# EXERCISE DESCRIPTION:
Output the records exactly as they appear, with no pictures included.

# RECORD EXTRACTS:
■ ■ ■ ■
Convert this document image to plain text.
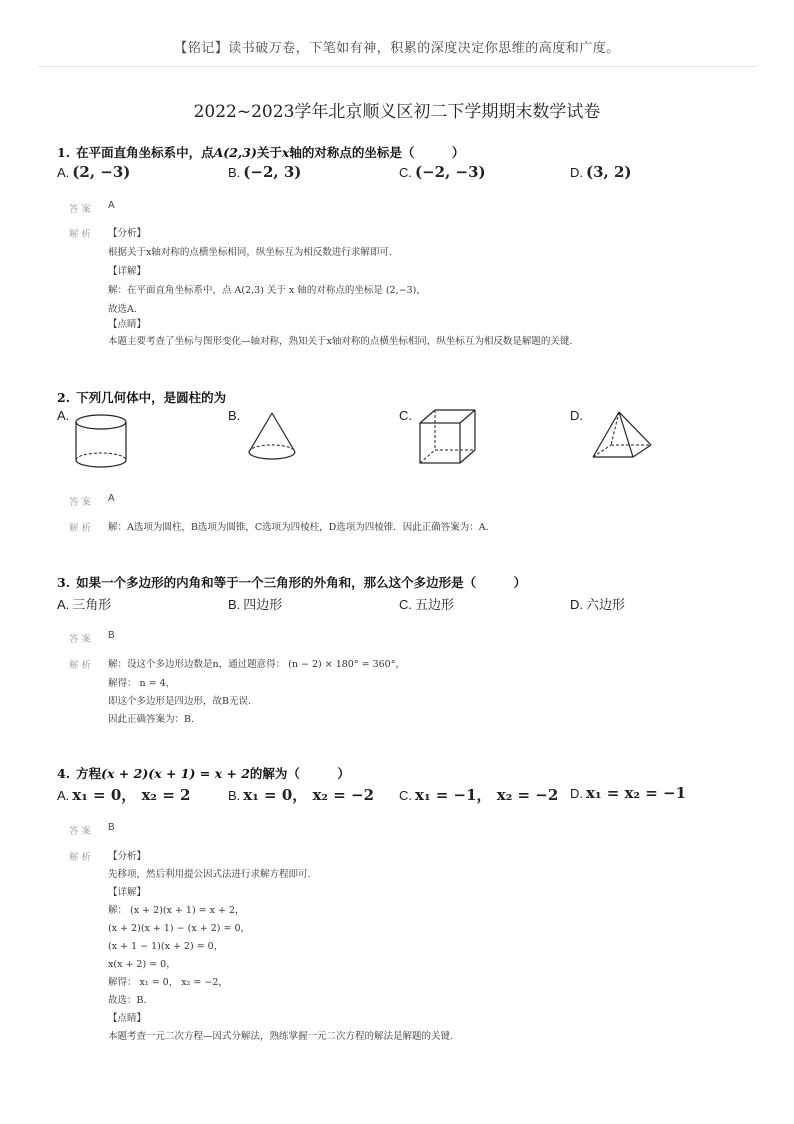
【铭记】读书破万卷，下笔如有神，积累的深度决定你思维的高度和广度。
2022~2023学年北京顺义区初二下学期期末数学试卷
1. 在平面直角坐标系中，点A(2,3)关于x轴的对称点的坐标是（　　　）
A. (2, −3)	B. (−2, 3)	C. (−2, −3)	D. (3, 2)
答案 A
解析 【分析】
根据关于x轴对称的点横坐标相同，纵坐标互为相反数进行求解即可.
【详解】
解：在平面直角坐标系中，点 A(2,3) 关于 x 轴的对称点的坐标是 (2,−3)，
故选A.
【点睛】
本题主要考查了坐标与图形变化—轴对称，熟知关于x轴对称的点横坐标相同，纵坐标互为相反数是解题的关键.
2. 下列几何体中，是圆柱的为
A.	B.	C.	D.
答案 A
解析 解：A选项为圆柱，B选项为圆锥，C选项为四棱柱，D选项为四棱锥．因此正确答案为：A.
3. 如果一个多边形的内角和等于一个三角形的外角和，那么这个多边形是（　　　）
A. 三角形	B. 四边形	C. 五边形	D. 六边形
答案 B
解析 解：设这个多边形边数是n，通过题意得： (n − 2) × 180° = 360°，
解得： n = 4，
即这个多边形是四边形，故B无误.
因此正确答案为：B.
4. 方程(x + 2)(x + 1) = x + 2的解为（　　　）
A. x₁ = 0， x₂ = 2	B. x₁ = 0， x₂ = −2 C. x₁ = −1， x₂ = −2 D. x₁ = x₂ = −1
答案 B
解析 【分析】
先移项，然后利用提公因式法进行求解方程即可.
【详解】
解： (x + 2)(x + 1) = x + 2，
(x + 2)(x + 1) − (x + 2) = 0，
(x + 1 − 1)(x + 2) = 0，
x(x + 2) = 0，
解得： x₁ = 0， x₂ = −2，
故选：B.
【点睛】
本题考查一元二次方程—因式分解法，熟练掌握一元二次方程的解法是解题的关键.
■ ■ ■ ■
# RESULT OF THE TASK:
Convert this document image to plain text.
【铭记】读书破万卷，下笔如有神，积累的深度决定你思维的高度和广度。
2022~2023学年北京顺义区初二下学期期末数学试卷
1. 在平面直角坐标系中，点A(2,3)关于x轴的对称点的坐标是（　　　）
A. (2, −3)	B. (−2, 3)	C. (−2, −3)	D. (3, 2)
答案 A
解析 【分析】
根据关于x轴对称的点横坐标相同，纵坐标互为相反数进行求解即可.
【详解】
解：在平面直角坐标系中，点 A(2,3) 关于 x 轴的对称点的坐标是 (2,−3)，
故选A.
【点睛】
本题主要考查了坐标与图形变化—轴对称，熟知关于x轴对称的点横坐标相同，纵坐标互为相反数是解题的关键.
2. 下列几何体中，是圆柱的为
A.	B.	C.	D.
答案 A
解析 解：A选项为圆柱，B选项为圆锥，C选项为四棱柱，D选项为四棱锥．因此正确答案为：A.
3. 如果一个多边形的内角和等于一个三角形的外角和，那么这个多边形是（　　　）
A. 三角形	B. 四边形	C. 五边形	D. 六边形
答案 B
解析 解：设这个多边形边数是n，通过题意得： (n − 2) × 180° = 360°，
解得： n = 4，
即这个多边形是四边形，故B无误.
因此正确答案为：B.
4. 方程(x + 2)(x + 1) = x + 2的解为（　　　）
A. x₁ = 0， x₂ = 2	B. x₁ = 0， x₂ = −2 C. x₁ = −1， x₂ = −2 D. x₁ = x₂ = −1
答案 B
解析 【分析】
先移项，然后利用提公因式法进行求解方程即可.
【详解】
解： (x + 2)(x + 1) = x + 2，
(x + 2)(x + 1) − (x + 2) = 0，
(x + 1 − 1)(x + 2) = 0，
x(x + 2) = 0，
解得： x₁ = 0， x₂ = −2，
故选：B.
【点睛】
本题考查一元二次方程—因式分解法，熟练掌握一元二次方程的解法是解题的关键.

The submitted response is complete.